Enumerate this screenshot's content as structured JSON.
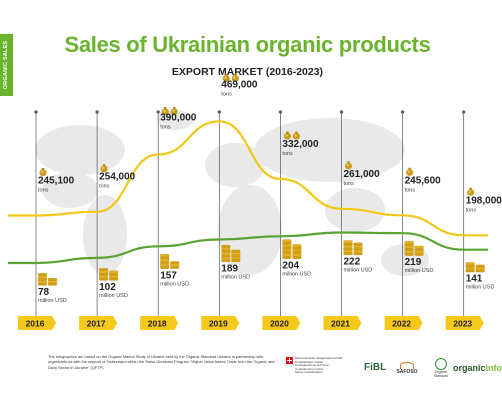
{
  "sidebar_tab": "ORGANIC SALES",
  "title": "Sales of Ukrainian organic products",
  "subtitle": "EXPORT MARKET (2016-2023)",
  "colors": {
    "brand_green": "#6ab42d",
    "tons_line": "#f2c718",
    "usd_line": "#5aa232",
    "year_tag": "#f5c81c",
    "map": "#e9e9e9"
  },
  "chart_data": {
    "type": "line",
    "title": "Sales of Ukrainian organic products",
    "subtitle": "EXPORT MARKET (2016-2023)",
    "categories": [
      "2016",
      "2017",
      "2018",
      "2019",
      "2020",
      "2021",
      "2022",
      "2023"
    ],
    "series": [
      {
        "name": "tons",
        "values": [
          245100,
          254000,
          390000,
          469000,
          332000,
          261000,
          245600,
          198000
        ],
        "labels": [
          "245,100",
          "254,000",
          "390,000",
          "469,000",
          "332,000",
          "261,000",
          "245,600",
          "198,000"
        ],
        "unit": "tons",
        "icon": "money-bag-icon"
      },
      {
        "name": "million USD",
        "values": [
          78,
          102,
          157,
          189,
          204,
          222,
          219,
          141
        ],
        "labels": [
          "78",
          "102",
          "157",
          "189",
          "204",
          "222",
          "219",
          "141"
        ],
        "unit": "million USD",
        "icon": "coin-stack-icon"
      }
    ],
    "grid": false,
    "legend": "none"
  },
  "footnote": "The infographics are based on the Organic Market Study of Ukraine held by the Organic Standard Ukraine in partnership with organicinfo.ua with the support of Switzerland within the Swiss-Ukrainian Program \"Higher Value Added Trade from the Organic and Dairy Sector in Ukraine\" (QFTP).",
  "logos": {
    "swiss": "Schweizerische Eidgenossenschaft Confédération suisse Confederazione Svizzera Confederaziun svizra",
    "swiss_sub": "Swiss Confederation",
    "fibl": "FiBL",
    "safoso": "SAFOSO",
    "organic_standard": "Organic Standard",
    "organicinfo_a": "organic",
    "organicinfo_b": "info"
  }
}
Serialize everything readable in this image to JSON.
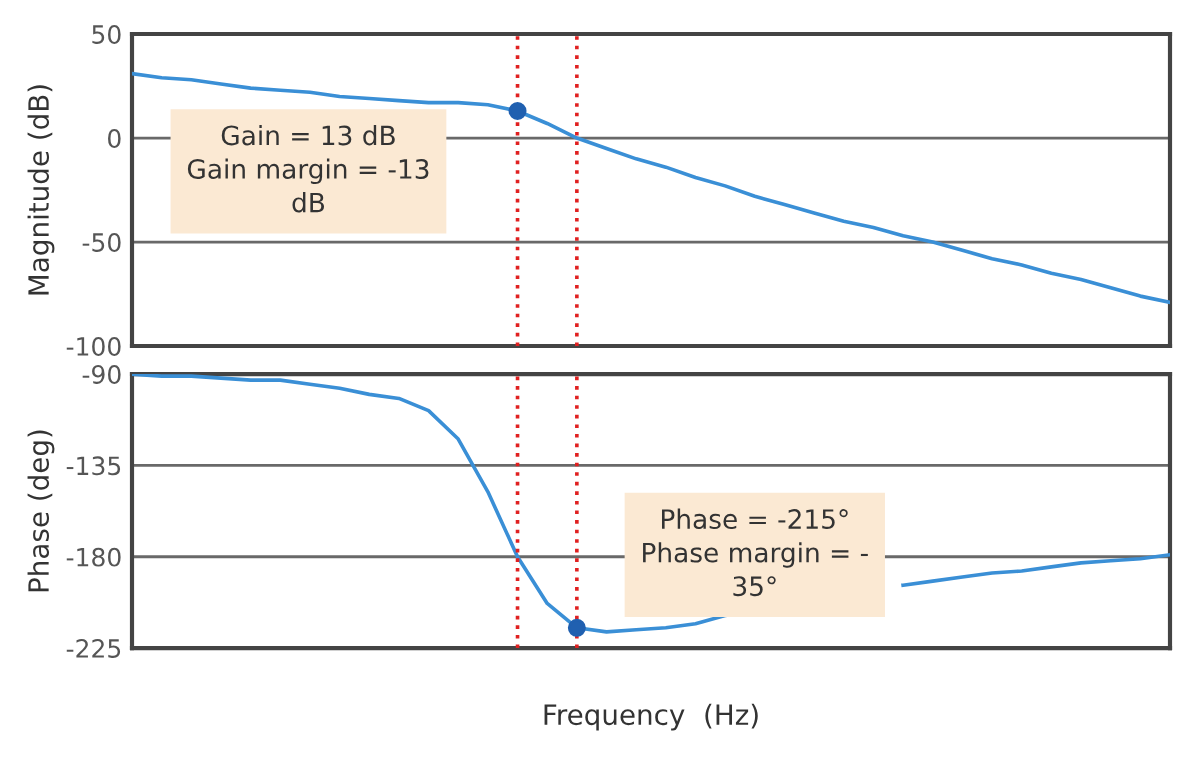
{
  "chart_data": [
    {
      "type": "line",
      "ylabel": "Magnitude (dB)",
      "categories": [
        null,
        null,
        null,
        null,
        null,
        null,
        null,
        null,
        null,
        null,
        null,
        null,
        null,
        null,
        null,
        null,
        null,
        null,
        null,
        null,
        null,
        null,
        null,
        null,
        null,
        null,
        null,
        null,
        null,
        null,
        null,
        null,
        null,
        null,
        null,
        null
      ],
      "series": [
        {
          "color": "#3a8fd6",
          "values": [
            31,
            29,
            28,
            26,
            24,
            23,
            22,
            20,
            19,
            18,
            17,
            17,
            16,
            13,
            7,
            0,
            -5,
            -10,
            -14,
            -19,
            -23,
            -28,
            -32,
            -36,
            -40,
            -43,
            -47,
            -50,
            -54,
            -58,
            -61,
            -65,
            -68,
            -72,
            -76,
            -79
          ]
        },
        {
          "type": "scatter",
          "color": "#2060b0",
          "marker": "circle",
          "values": [
            null,
            null,
            null,
            null,
            null,
            null,
            null,
            null,
            null,
            null,
            null,
            null,
            null,
            13,
            null,
            null,
            null,
            null,
            null,
            null,
            null,
            null,
            null,
            null,
            null,
            null,
            null,
            null,
            null,
            null,
            null,
            null,
            null,
            null,
            null,
            null
          ]
        }
      ],
      "ylim": [
        -100,
        50
      ],
      "yticks": [
        -100,
        -50,
        0,
        50
      ],
      "grid": "y",
      "tick_labels": "y",
      "annotations": [
        "Gain = 13 dB\nGain margin = -13\ndB"
      ]
    },
    {
      "type": "line",
      "xlabel": "Frequency  (Hz)",
      "ylabel": "Phase (deg)",
      "categories": [
        null,
        null,
        null,
        null,
        null,
        null,
        null,
        null,
        null,
        null,
        null,
        null,
        null,
        null,
        null,
        null,
        null,
        null,
        null,
        null,
        null,
        null,
        null,
        null,
        null,
        null,
        null,
        null,
        null,
        null,
        null,
        null,
        null,
        null,
        null,
        null
      ],
      "series": [
        {
          "color": "#3a8fd6",
          "values": [
            -90,
            -91,
            -91,
            -92,
            -93,
            -93,
            -95,
            -97,
            -100,
            -102,
            -108,
            -122,
            -148,
            -180,
            -203,
            -215,
            -217,
            -216,
            -215,
            -213,
            -209,
            null,
            null,
            null,
            null,
            null,
            -194,
            -192,
            -190,
            -188,
            -187,
            -185,
            -183,
            -182,
            -181,
            -179
          ]
        },
        {
          "type": "scatter",
          "color": "#2060b0",
          "marker": "circle",
          "values": [
            null,
            null,
            null,
            null,
            null,
            null,
            null,
            null,
            null,
            null,
            null,
            null,
            null,
            null,
            null,
            -215,
            null,
            null,
            null,
            null,
            null,
            null,
            null,
            null,
            null,
            null,
            null,
            null,
            null,
            null,
            null,
            null,
            null,
            null,
            null,
            null
          ]
        }
      ],
      "ylim": [
        -225,
        -90
      ],
      "yticks": [
        -225,
        -180,
        -135,
        -90
      ],
      "grid": "y",
      "tick_labels": "y",
      "annotations": [
        "Phase = -215°\nPhase margin = -\n35°"
      ]
    }
  ]
}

____________

= What you will do =
Pictures stay out; repeat all the rest of the records exactly.

= Task result =
Enumerate this screenshot's content as structured JSON.
{
  "sidebar_tab": "ORGANIC SALES",
  "title": "Sales of Ukrainian organic products",
  "subtitle": "EXPORT MARKET (2016-2023)",
  "colors": {
    "brand_green": "#6ab42d",
    "tons_line": "#f2c718",
    "usd_line": "#5aa232",
    "year_tag": "#f5c81c",
    "map": "#e9e9e9"
  },
  "chart_data": {
    "type": "line",
    "title": "Sales of Ukrainian organic products",
    "subtitle": "EXPORT MARKET (2016-2023)",
    "categories": [
      "2016",
      "2017",
      "2018",
      "2019",
      "2020",
      "2021",
      "2022",
      "2023"
    ],
    "series": [
      {
        "name": "tons",
        "values": [
          245100,
          254000,
          390000,
          469000,
          332000,
          261000,
          245600,
          198000
        ],
        "labels": [
          "245,100",
          "254,000",
          "390,000",
          "469,000",
          "332,000",
          "261,000",
          "245,600",
          "198,000"
        ],
        "unit": "tons",
        "icon": "money-bag-icon"
      },
      {
        "name": "million USD",
        "values": [
          78,
          102,
          157,
          189,
          204,
          222,
          219,
          141
        ],
        "labels": [
          "78",
          "102",
          "157",
          "189",
          "204",
          "222",
          "219",
          "141"
        ],
        "unit": "million USD",
        "icon": "coin-stack-icon"
      }
    ],
    "grid": false,
    "legend": "none"
  },
  "footnote": "The infographics are based on the Organic Market Study of Ukraine held by the Organic Standard Ukraine in partnership with organicinfo.ua with the support of Switzerland within the Swiss-Ukrainian Program \"Higher Value Added Trade from the Organic and Dairy Sector in Ukraine\" (QFTP).",
  "logos": {
    "swiss": "Schweizerische Eidgenossenschaft Confédération suisse Confederazione Svizzera Confederaziun svizra",
    "swiss_sub": "Swiss Confederation",
    "fibl": "FiBL",
    "safoso": "SAFOSO",
    "organic_standard": "Organic Standard",
    "organicinfo_a": "organic",
    "organicinfo_b": "info"
  }
}
Serialize everything readable in this image to JSON.
{
  "chart_data": [
    {
      "type": "line",
      "ylabel": "Magnitude (dB)",
      "categories": [
        null,
        null,
        null,
        null,
        null,
        null,
        null,
        null,
        null,
        null,
        null,
        null,
        null,
        null,
        null,
        null,
        null,
        null,
        null,
        null,
        null,
        null,
        null,
        null,
        null,
        null,
        null,
        null,
        null,
        null,
        null,
        null,
        null,
        null,
        null,
        null
      ],
      "series": [
        {
          "color": "#3a8fd6",
          "values": [
            31,
            29,
            28,
            26,
            24,
            23,
            22,
            20,
            19,
            18,
            17,
            17,
            16,
            13,
            7,
            0,
            -5,
            -10,
            -14,
            -19,
            -23,
            -28,
            -32,
            -36,
            -40,
            -43,
            -47,
            -50,
            -54,
            -58,
            -61,
            -65,
            -68,
            -72,
            -76,
            -79
          ]
        },
        {
          "type": "scatter",
          "color": "#2060b0",
          "marker": "circle",
          "values": [
            null,
            null,
            null,
            null,
            null,
            null,
            null,
            null,
            null,
            null,
            null,
            null,
            null,
            13,
            null,
            null,
            null,
            null,
            null,
            null,
            null,
            null,
            null,
            null,
            null,
            null,
            null,
            null,
            null,
            null,
            null,
            null,
            null,
            null,
            null,
            null
          ]
        }
      ],
      "ylim": [
        -100,
        50
      ],
      "yticks": [
        -100,
        -50,
        0,
        50
      ],
      "grid": "y",
      "tick_labels": "y",
      "annotations": [
        "Gain = 13 dB\nGain margin = -13\ndB"
      ]
    },
    {
      "type": "line",
      "xlabel": "Frequency  (Hz)",
      "ylabel": "Phase (deg)",
      "categories": [
        null,
        null,
        null,
        null,
        null,
        null,
        null,
        null,
        null,
        null,
        null,
        null,
        null,
        null,
        null,
        null,
        null,
        null,
        null,
        null,
        null,
        null,
        null,
        null,
        null,
        null,
        null,
        null,
        null,
        null,
        null,
        null,
        null,
        null,
        null,
        null
      ],
      "series": [
        {
          "color": "#3a8fd6",
          "values": [
            -90,
            -91,
            -91,
            -92,
            -93,
            -93,
            -95,
            -97,
            -100,
            -102,
            -108,
            -122,
            -148,
            -180,
            -203,
            -215,
            -217,
            -216,
            -215,
            -213,
            -209,
            null,
            null,
            null,
            null,
            null,
            -194,
            -192,
            -190,
            -188,
            -187,
            -185,
            -183,
            -182,
            -181,
            -179
          ]
        },
        {
          "type": "scatter",
          "color": "#2060b0",
          "marker": "circle",
          "values": [
            null,
            null,
            null,
            null,
            null,
            null,
            null,
            null,
            null,
            null,
            null,
            null,
            null,
            null,
            null,
            -215,
            null,
            null,
            null,
            null,
            null,
            null,
            null,
            null,
            null,
            null,
            null,
            null,
            null,
            null,
            null,
            null,
            null,
            null,
            null,
            null
          ]
        }
      ],
      "ylim": [
        -225,
        -90
      ],
      "yticks": [
        -225,
        -180,
        -135,
        -90
      ],
      "grid": "y",
      "tick_labels": "y",
      "annotations": [
        "Phase = -215°\nPhase margin = -\n35°"
      ]
    }
  ]
}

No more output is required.